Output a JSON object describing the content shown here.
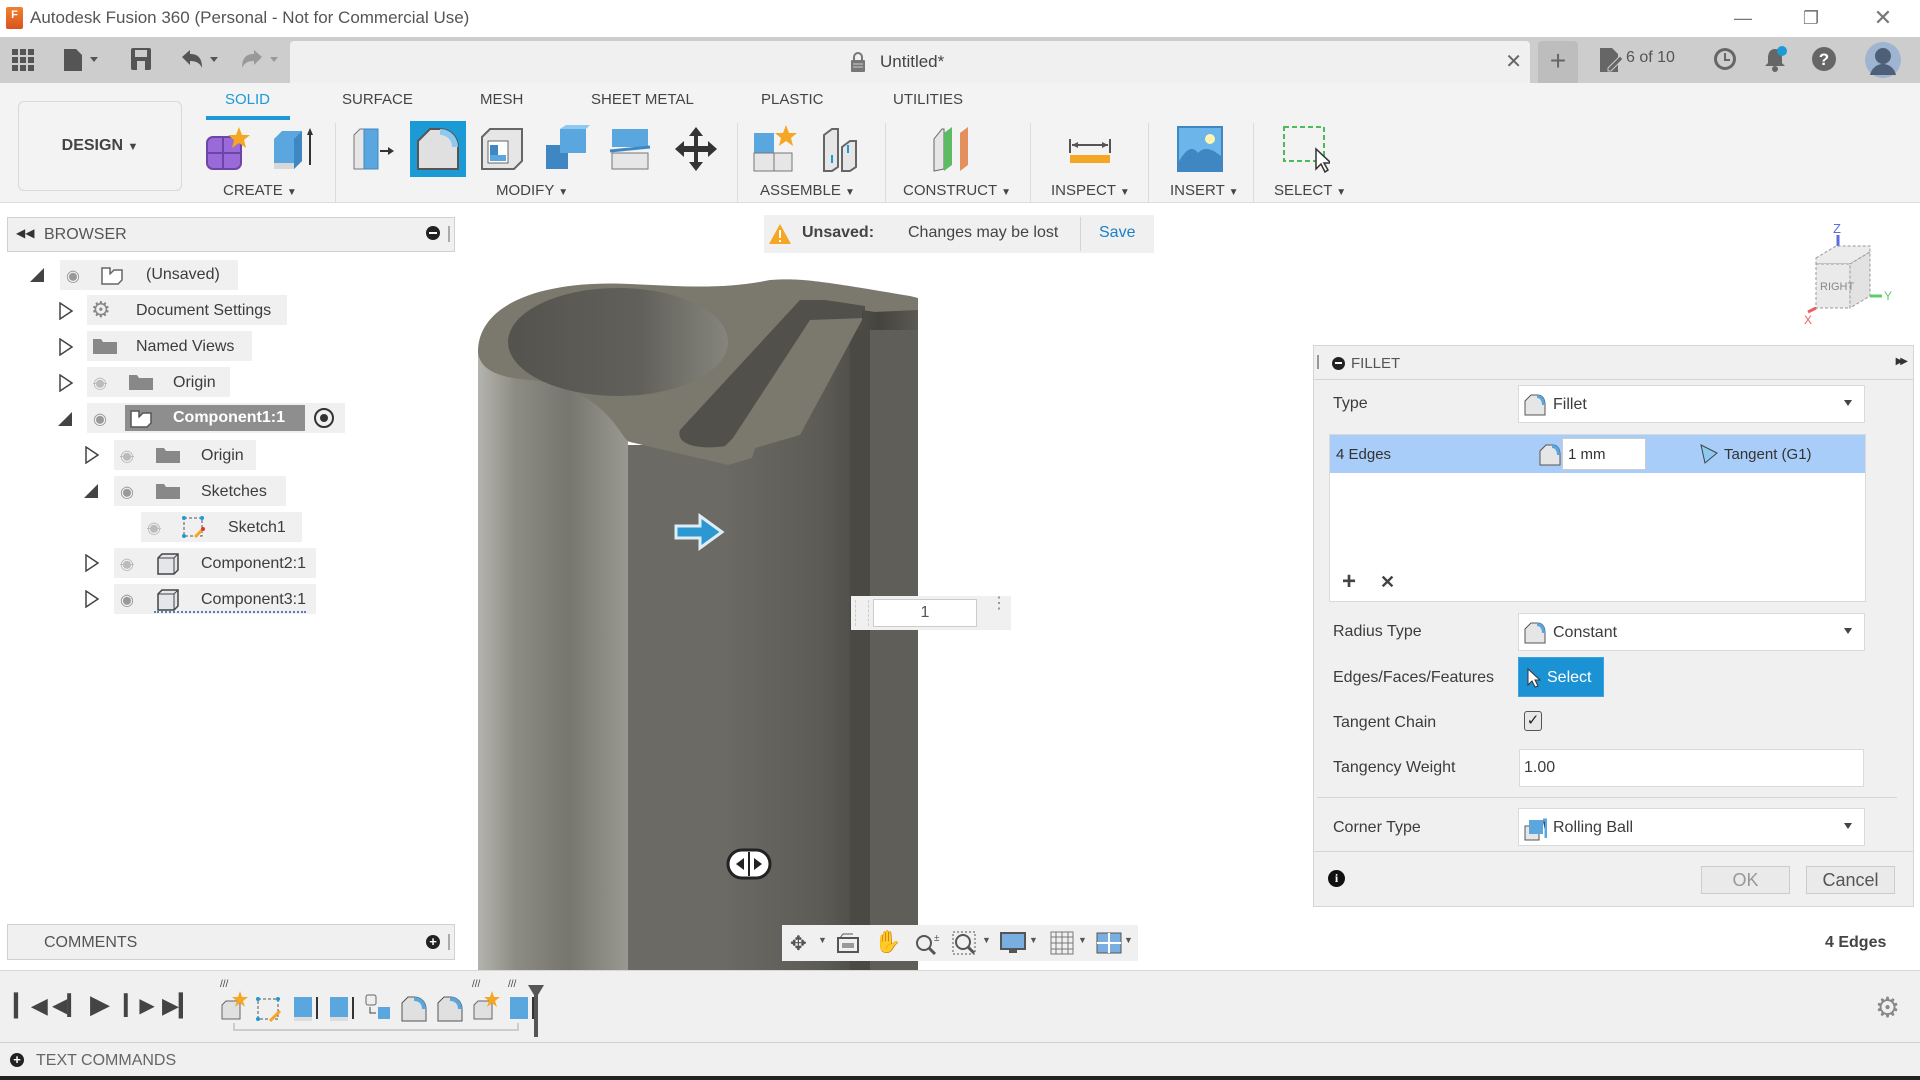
{
  "window": {
    "title": "Autodesk Fusion 360 (Personal - Not for Commercial Use)",
    "logo_letter": "F",
    "controls": [
      "minimize",
      "restore",
      "close"
    ]
  },
  "appbar": {
    "document_title": "Untitled*",
    "jobs_label": "6 of 10",
    "icons": [
      "grid-menu-icon",
      "file-icon",
      "save-icon",
      "undo-icon",
      "redo-icon",
      "lock-icon",
      "close-tab-icon",
      "new-tab-icon",
      "jobs-icon",
      "clock-icon",
      "notification-icon",
      "help-icon",
      "avatar"
    ]
  },
  "ribbon": {
    "workspace": "DESIGN",
    "tabs": [
      "SOLID",
      "SURFACE",
      "MESH",
      "SHEET METAL",
      "PLASTIC",
      "UTILITIES"
    ],
    "active_tab": "SOLID",
    "groups": [
      "CREATE",
      "MODIFY",
      "ASSEMBLE",
      "CONSTRUCT",
      "INSPECT",
      "INSERT",
      "SELECT"
    ],
    "accent": "#1b9ad6"
  },
  "browser": {
    "title": "BROWSER",
    "items": [
      {
        "label": "(Unsaved)",
        "expanded": true,
        "visible": true
      },
      {
        "label": "Document Settings",
        "expanded": false
      },
      {
        "label": "Named Views",
        "expanded": false
      },
      {
        "label": "Origin",
        "expanded": false,
        "visible": false
      },
      {
        "label": "Component1:1",
        "expanded": true,
        "visible": true,
        "active": true
      },
      {
        "label": "Origin",
        "expanded": false,
        "visible": false
      },
      {
        "label": "Sketches",
        "expanded": true,
        "visible": true
      },
      {
        "label": "Sketch1",
        "visible": false
      },
      {
        "label": "Component2:1",
        "expanded": false,
        "visible": false
      },
      {
        "label": "Component3:1",
        "expanded": false,
        "visible": true
      }
    ]
  },
  "banner": {
    "status": "Unsaved:",
    "message": "Changes may be lost",
    "action": "Save"
  },
  "viewcube": {
    "face": "RIGHT",
    "axes": [
      "Z",
      "Y",
      "X"
    ]
  },
  "radius_input": {
    "value": "1"
  },
  "fillet": {
    "title": "FILLET",
    "type_label": "Type",
    "type_value": "Fillet",
    "edge_set": {
      "label": "4 Edges",
      "radius": "1 mm",
      "continuity": "Tangent (G1)"
    },
    "radius_type_label": "Radius Type",
    "radius_type_value": "Constant",
    "selection_label": "Edges/Faces/Features",
    "select_button": "Select",
    "tangent_chain_label": "Tangent Chain",
    "tangent_chain_checked": true,
    "tangency_weight_label": "Tangency Weight",
    "tangency_weight_value": "1.00",
    "corner_type_label": "Corner Type",
    "corner_type_value": "Rolling Ball",
    "ok": "OK",
    "cancel": "Cancel"
  },
  "selection_status": "4 Edges",
  "comments": {
    "title": "COMMENTS"
  },
  "text_commands": {
    "title": "TEXT COMMANDS"
  },
  "timeline": {
    "features": [
      "component",
      "sketch",
      "extrude",
      "extrude",
      "joint",
      "fillet",
      "fillet",
      "component",
      "extrude"
    ]
  }
}
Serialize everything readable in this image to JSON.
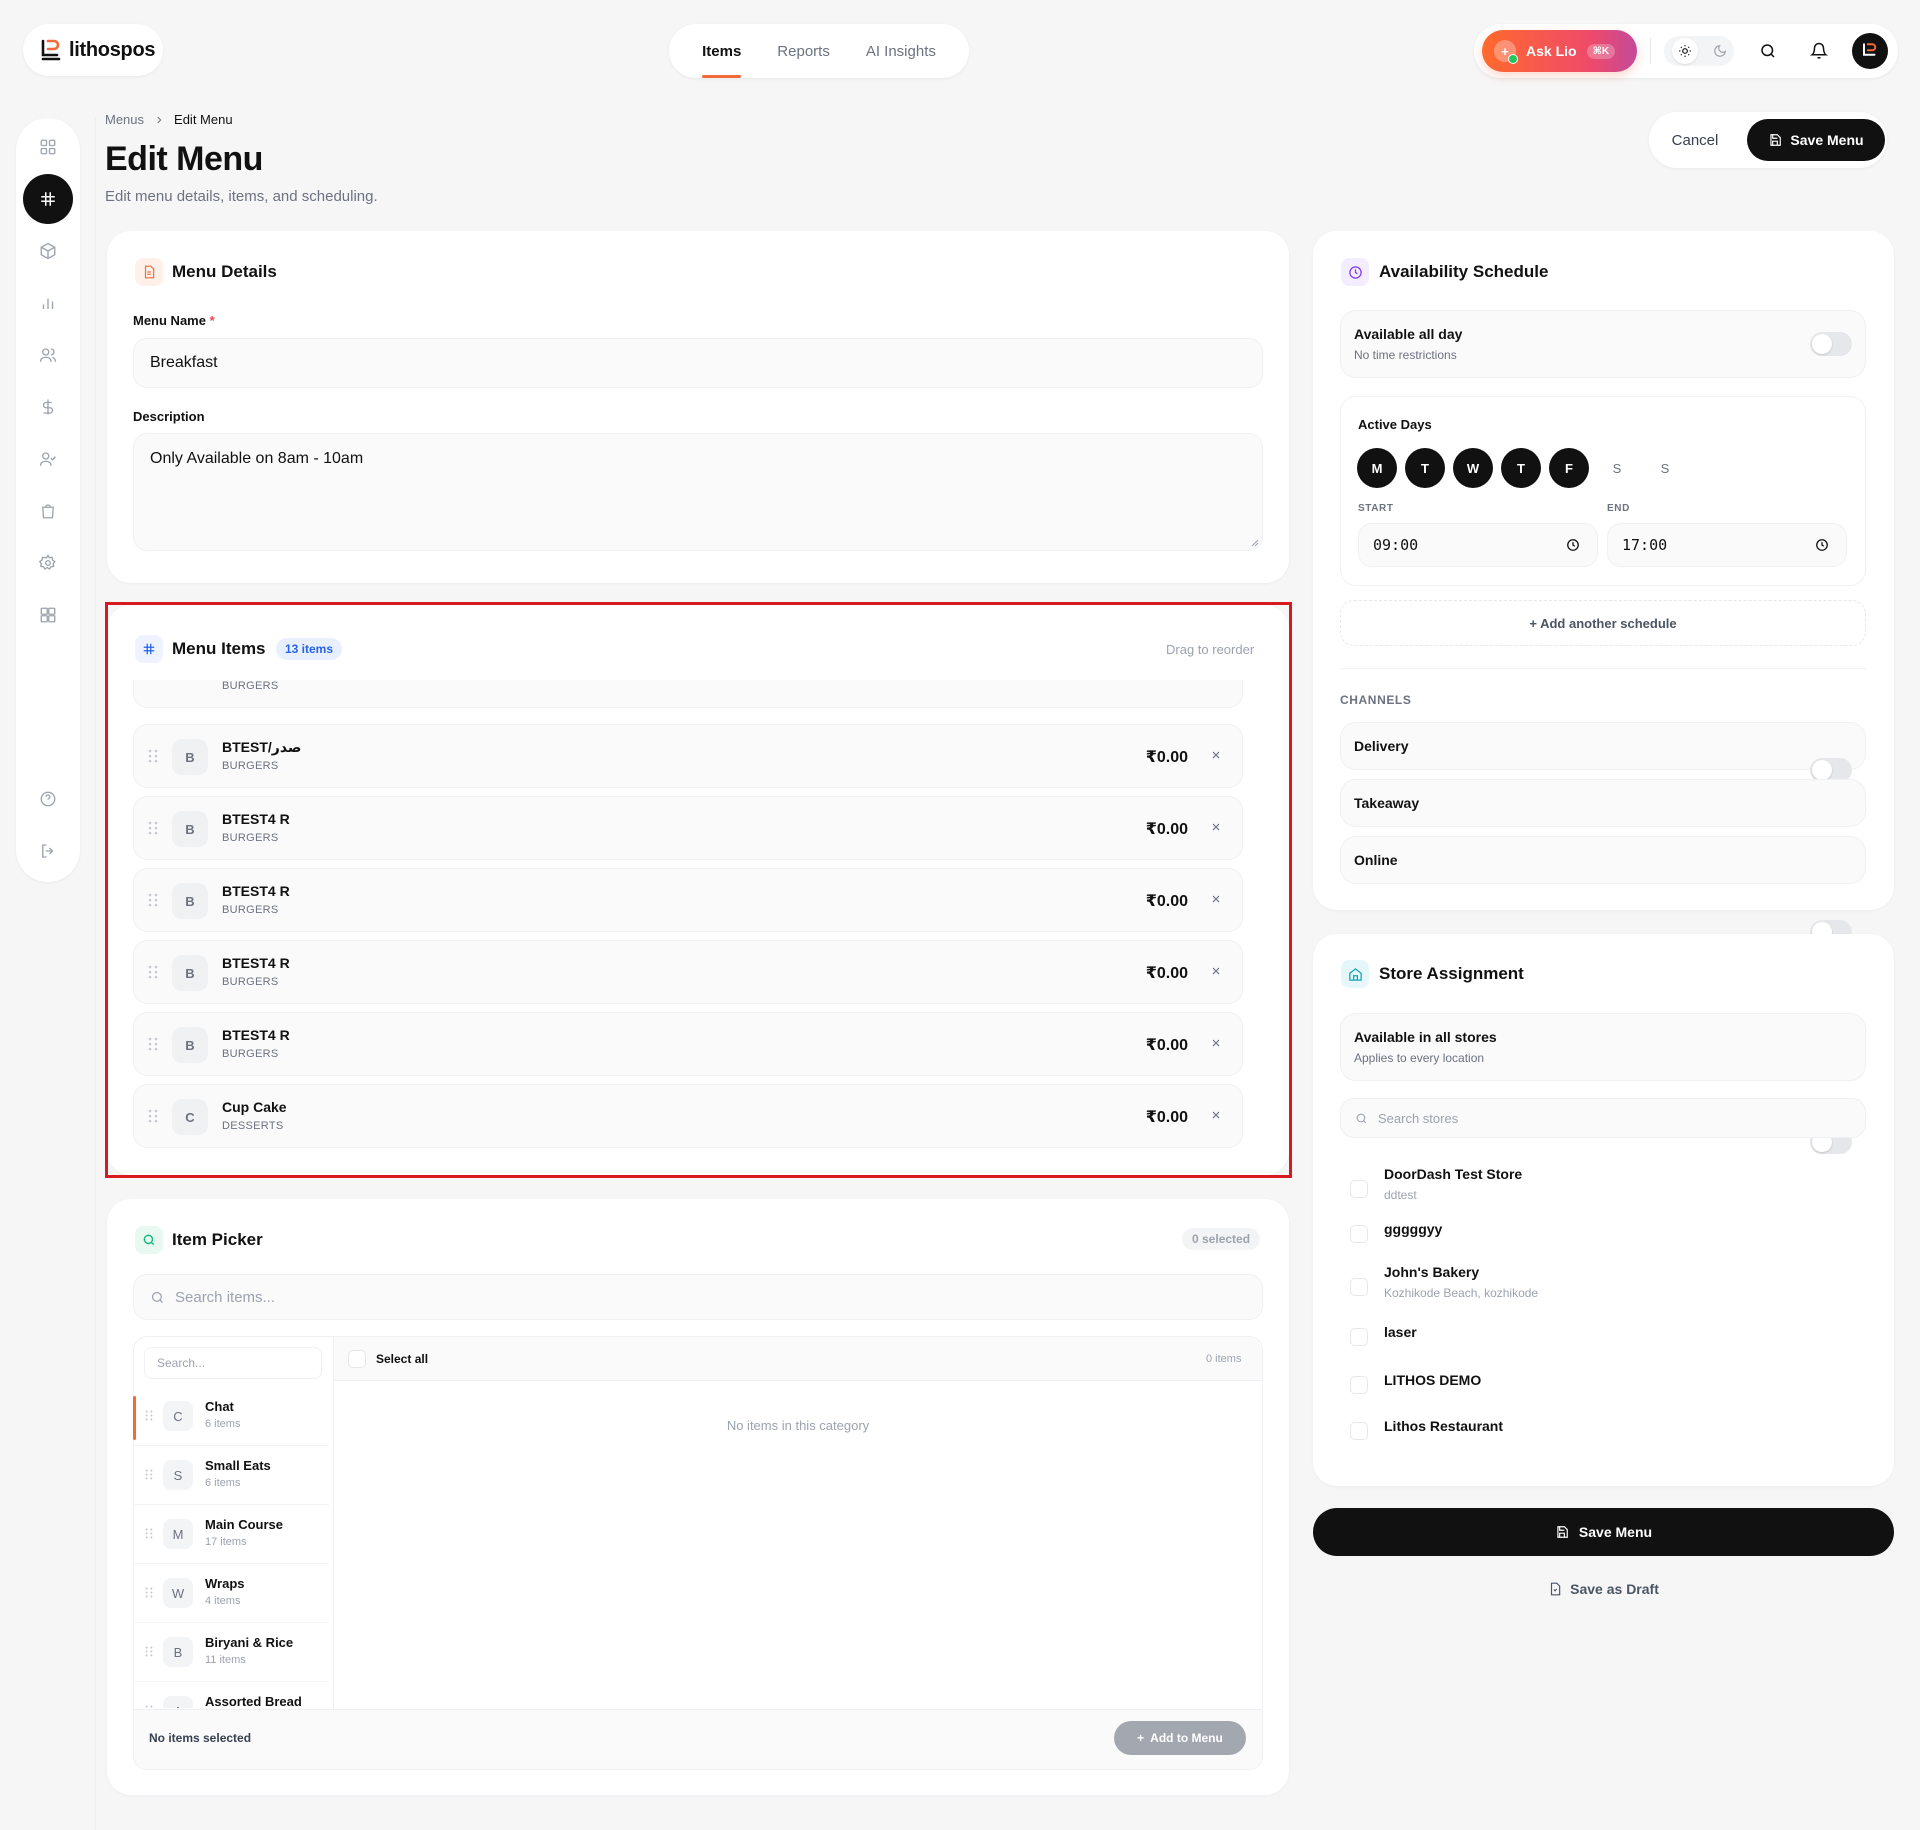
{
  "app": {
    "logo_text": "lithospos"
  },
  "nav": {
    "tabs": [
      "Items",
      "Reports",
      "AI Insights"
    ],
    "active": "Items"
  },
  "topbar": {
    "ask_label": "Ask Lio",
    "ask_shortcut": "⌘K"
  },
  "breadcrumb": {
    "parent": "Menus",
    "current": "Edit Menu"
  },
  "page": {
    "title": "Edit Menu",
    "subtitle": "Edit menu details, items, and scheduling."
  },
  "header_actions": {
    "cancel": "Cancel",
    "save": "Save Menu"
  },
  "menu_details": {
    "title": "Menu Details",
    "name_label": "Menu Name",
    "required_mark": "*",
    "name_value": "Breakfast",
    "description_label": "Description",
    "description_value": "Only Available on 8am - 10am"
  },
  "menu_items": {
    "title": "Menu Items",
    "count_badge": "13 items",
    "hint": "Drag to reorder",
    "partial_row": {
      "category": "BURGERS"
    },
    "rows": [
      {
        "letter": "B",
        "name": "BTEST/صدر",
        "category": "BURGERS",
        "price": "₹0.00"
      },
      {
        "letter": "B",
        "name": "BTEST4 R",
        "category": "BURGERS",
        "price": "₹0.00"
      },
      {
        "letter": "B",
        "name": "BTEST4 R",
        "category": "BURGERS",
        "price": "₹0.00"
      },
      {
        "letter": "B",
        "name": "BTEST4 R",
        "category": "BURGERS",
        "price": "₹0.00"
      },
      {
        "letter": "B",
        "name": "BTEST4 R",
        "category": "BURGERS",
        "price": "₹0.00"
      },
      {
        "letter": "C",
        "name": "Cup Cake",
        "category": "DESSERTS",
        "price": "₹0.00"
      }
    ]
  },
  "item_picker": {
    "title": "Item Picker",
    "selected_badge": "0 selected",
    "search_placeholder": "Search items...",
    "category_search_placeholder": "Search...",
    "select_all": "Select all",
    "items_count": "0 items",
    "empty_text": "No items in this category",
    "footer_status": "No items selected",
    "add_button": "Add to Menu",
    "categories": [
      {
        "letter": "C",
        "name": "Chat",
        "count": "6 items"
      },
      {
        "letter": "S",
        "name": "Small Eats",
        "count": "6 items"
      },
      {
        "letter": "M",
        "name": "Main Course",
        "count": "17 items"
      },
      {
        "letter": "W",
        "name": "Wraps",
        "count": "4 items"
      },
      {
        "letter": "B",
        "name": "Biryani & Rice",
        "count": "11 items"
      },
      {
        "letter": "A",
        "name": "Assorted Bread",
        "count": ""
      }
    ]
  },
  "availability": {
    "title": "Availability Schedule",
    "all_day_label": "Available all day",
    "all_day_sub": "No time restrictions",
    "active_days_label": "Active Days",
    "days": [
      {
        "label": "M",
        "active": true
      },
      {
        "label": "T",
        "active": true
      },
      {
        "label": "W",
        "active": true
      },
      {
        "label": "T",
        "active": true
      },
      {
        "label": "F",
        "active": true
      },
      {
        "label": "S",
        "active": false
      },
      {
        "label": "S",
        "active": false
      }
    ],
    "start_label": "START",
    "start_value": "09:00",
    "end_label": "END",
    "end_value": "17:00",
    "add_schedule": "+ Add another schedule",
    "channels_label": "CHANNELS",
    "channels": [
      "Delivery",
      "Takeaway",
      "Online"
    ]
  },
  "store_assignment": {
    "title": "Store Assignment",
    "all_stores_label": "Available in all stores",
    "all_stores_sub": "Applies to every location",
    "search_placeholder": "Search stores",
    "stores": [
      {
        "name": "DoorDash Test Store",
        "sub": "ddtest"
      },
      {
        "name": "gggggyy",
        "sub": ""
      },
      {
        "name": "John's Bakery",
        "sub": "Kozhikode Beach, kozhikode"
      },
      {
        "name": "laser",
        "sub": ""
      },
      {
        "name": "LITHOS DEMO",
        "sub": ""
      },
      {
        "name": "Lithos Restaurant",
        "sub": ""
      }
    ]
  },
  "footer_actions": {
    "save": "Save Menu",
    "draft": "Save as Draft"
  },
  "colors": {
    "accent": "#f06a3a",
    "primary": "#111111",
    "highlight_border": "#d71920",
    "badge_blue": "#2563eb"
  }
}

STATED EXERCISE — Copy all of the entries verbatim, leaving out any pictures they contain.

SOLUTION TO THE EXERCISE —
Output a JSON object describing the content shown here.
{
  "window": {
    "title": "Autodesk Fusion 360 (Personal - Not for Commercial Use)",
    "logo_letter": "F",
    "controls": [
      "minimize",
      "restore",
      "close"
    ]
  },
  "appbar": {
    "document_title": "Untitled*",
    "jobs_label": "6 of 10",
    "icons": [
      "grid-menu-icon",
      "file-icon",
      "save-icon",
      "undo-icon",
      "redo-icon",
      "lock-icon",
      "close-tab-icon",
      "new-tab-icon",
      "jobs-icon",
      "clock-icon",
      "notification-icon",
      "help-icon",
      "avatar"
    ]
  },
  "ribbon": {
    "workspace": "DESIGN",
    "tabs": [
      "SOLID",
      "SURFACE",
      "MESH",
      "SHEET METAL",
      "PLASTIC",
      "UTILITIES"
    ],
    "active_tab": "SOLID",
    "groups": [
      "CREATE",
      "MODIFY",
      "ASSEMBLE",
      "CONSTRUCT",
      "INSPECT",
      "INSERT",
      "SELECT"
    ],
    "accent": "#1b9ad6"
  },
  "browser": {
    "title": "BROWSER",
    "items": [
      {
        "label": "(Unsaved)",
        "expanded": true,
        "visible": true
      },
      {
        "label": "Document Settings",
        "expanded": false
      },
      {
        "label": "Named Views",
        "expanded": false
      },
      {
        "label": "Origin",
        "expanded": false,
        "visible": false
      },
      {
        "label": "Component1:1",
        "expanded": true,
        "visible": true,
        "active": true
      },
      {
        "label": "Origin",
        "expanded": false,
        "visible": false
      },
      {
        "label": "Sketches",
        "expanded": true,
        "visible": true
      },
      {
        "label": "Sketch1",
        "visible": false
      },
      {
        "label": "Component2:1",
        "expanded": false,
        "visible": false
      },
      {
        "label": "Component3:1",
        "expanded": false,
        "visible": true
      }
    ]
  },
  "banner": {
    "status": "Unsaved:",
    "message": "Changes may be lost",
    "action": "Save"
  },
  "viewcube": {
    "face": "RIGHT",
    "axes": [
      "Z",
      "Y",
      "X"
    ]
  },
  "radius_input": {
    "value": "1"
  },
  "fillet": {
    "title": "FILLET",
    "type_label": "Type",
    "type_value": "Fillet",
    "edge_set": {
      "label": "4 Edges",
      "radius": "1 mm",
      "continuity": "Tangent (G1)"
    },
    "radius_type_label": "Radius Type",
    "radius_type_value": "Constant",
    "selection_label": "Edges/Faces/Features",
    "select_button": "Select",
    "tangent_chain_label": "Tangent Chain",
    "tangent_chain_checked": true,
    "tangency_weight_label": "Tangency Weight",
    "tangency_weight_value": "1.00",
    "corner_type_label": "Corner Type",
    "corner_type_value": "Rolling Ball",
    "ok": "OK",
    "cancel": "Cancel"
  },
  "selection_status": "4 Edges",
  "comments": {
    "title": "COMMENTS"
  },
  "text_commands": {
    "title": "TEXT COMMANDS"
  },
  "timeline": {
    "features": [
      "component",
      "sketch",
      "extrude",
      "extrude",
      "joint",
      "fillet",
      "fillet",
      "component",
      "extrude"
    ]
  }
}
Serialize everything readable in this image to JSON.
{
  "app": {
    "logo_text": "lithospos"
  },
  "nav": {
    "tabs": [
      "Items",
      "Reports",
      "AI Insights"
    ],
    "active": "Items"
  },
  "topbar": {
    "ask_label": "Ask Lio",
    "ask_shortcut": "⌘K"
  },
  "breadcrumb": {
    "parent": "Menus",
    "current": "Edit Menu"
  },
  "page": {
    "title": "Edit Menu",
    "subtitle": "Edit menu details, items, and scheduling."
  },
  "header_actions": {
    "cancel": "Cancel",
    "save": "Save Menu"
  },
  "menu_details": {
    "title": "Menu Details",
    "name_label": "Menu Name",
    "required_mark": "*",
    "name_value": "Breakfast",
    "description_label": "Description",
    "description_value": "Only Available on 8am - 10am"
  },
  "menu_items": {
    "title": "Menu Items",
    "count_badge": "13 items",
    "hint": "Drag to reorder",
    "partial_row": {
      "category": "BURGERS"
    },
    "rows": [
      {
        "letter": "B",
        "name": "BTEST/صدر",
        "category": "BURGERS",
        "price": "₹0.00"
      },
      {
        "letter": "B",
        "name": "BTEST4 R",
        "category": "BURGERS",
        "price": "₹0.00"
      },
      {
        "letter": "B",
        "name": "BTEST4 R",
        "category": "BURGERS",
        "price": "₹0.00"
      },
      {
        "letter": "B",
        "name": "BTEST4 R",
        "category": "BURGERS",
        "price": "₹0.00"
      },
      {
        "letter": "B",
        "name": "BTEST4 R",
        "category": "BURGERS",
        "price": "₹0.00"
      },
      {
        "letter": "C",
        "name": "Cup Cake",
        "category": "DESSERTS",
        "price": "₹0.00"
      }
    ]
  },
  "item_picker": {
    "title": "Item Picker",
    "selected_badge": "0 selected",
    "search_placeholder": "Search items...",
    "category_search_placeholder": "Search...",
    "select_all": "Select all",
    "items_count": "0 items",
    "empty_text": "No items in this category",
    "footer_status": "No items selected",
    "add_button": "Add to Menu",
    "categories": [
      {
        "letter": "C",
        "name": "Chat",
        "count": "6 items"
      },
      {
        "letter": "S",
        "name": "Small Eats",
        "count": "6 items"
      },
      {
        "letter": "M",
        "name": "Main Course",
        "count": "17 items"
      },
      {
        "letter": "W",
        "name": "Wraps",
        "count": "4 items"
      },
      {
        "letter": "B",
        "name": "Biryani & Rice",
        "count": "11 items"
      },
      {
        "letter": "A",
        "name": "Assorted Bread",
        "count": ""
      }
    ]
  },
  "availability": {
    "title": "Availability Schedule",
    "all_day_label": "Available all day",
    "all_day_sub": "No time restrictions",
    "active_days_label": "Active Days",
    "days": [
      {
        "label": "M",
        "active": true
      },
      {
        "label": "T",
        "active": true
      },
      {
        "label": "W",
        "active": true
      },
      {
        "label": "T",
        "active": true
      },
      {
        "label": "F",
        "active": true
      },
      {
        "label": "S",
        "active": false
      },
      {
        "label": "S",
        "active": false
      }
    ],
    "start_label": "START",
    "start_value": "09:00",
    "end_label": "END",
    "end_value": "17:00",
    "add_schedule": "+ Add another schedule",
    "channels_label": "CHANNELS",
    "channels": [
      "Delivery",
      "Takeaway",
      "Online"
    ]
  },
  "store_assignment": {
    "title": "Store Assignment",
    "all_stores_label": "Available in all stores",
    "all_stores_sub": "Applies to every location",
    "search_placeholder": "Search stores",
    "stores": [
      {
        "name": "DoorDash Test Store",
        "sub": "ddtest"
      },
      {
        "name": "gggggyy",
        "sub": ""
      },
      {
        "name": "John's Bakery",
        "sub": "Kozhikode Beach, kozhikode"
      },
      {
        "name": "laser",
        "sub": ""
      },
      {
        "name": "LITHOS DEMO",
        "sub": ""
      },
      {
        "name": "Lithos Restaurant",
        "sub": ""
      }
    ]
  },
  "footer_actions": {
    "save": "Save Menu",
    "draft": "Save as Draft"
  },
  "colors": {
    "accent": "#f06a3a",
    "primary": "#111111",
    "highlight_border": "#d71920",
    "badge_blue": "#2563eb"
  }
}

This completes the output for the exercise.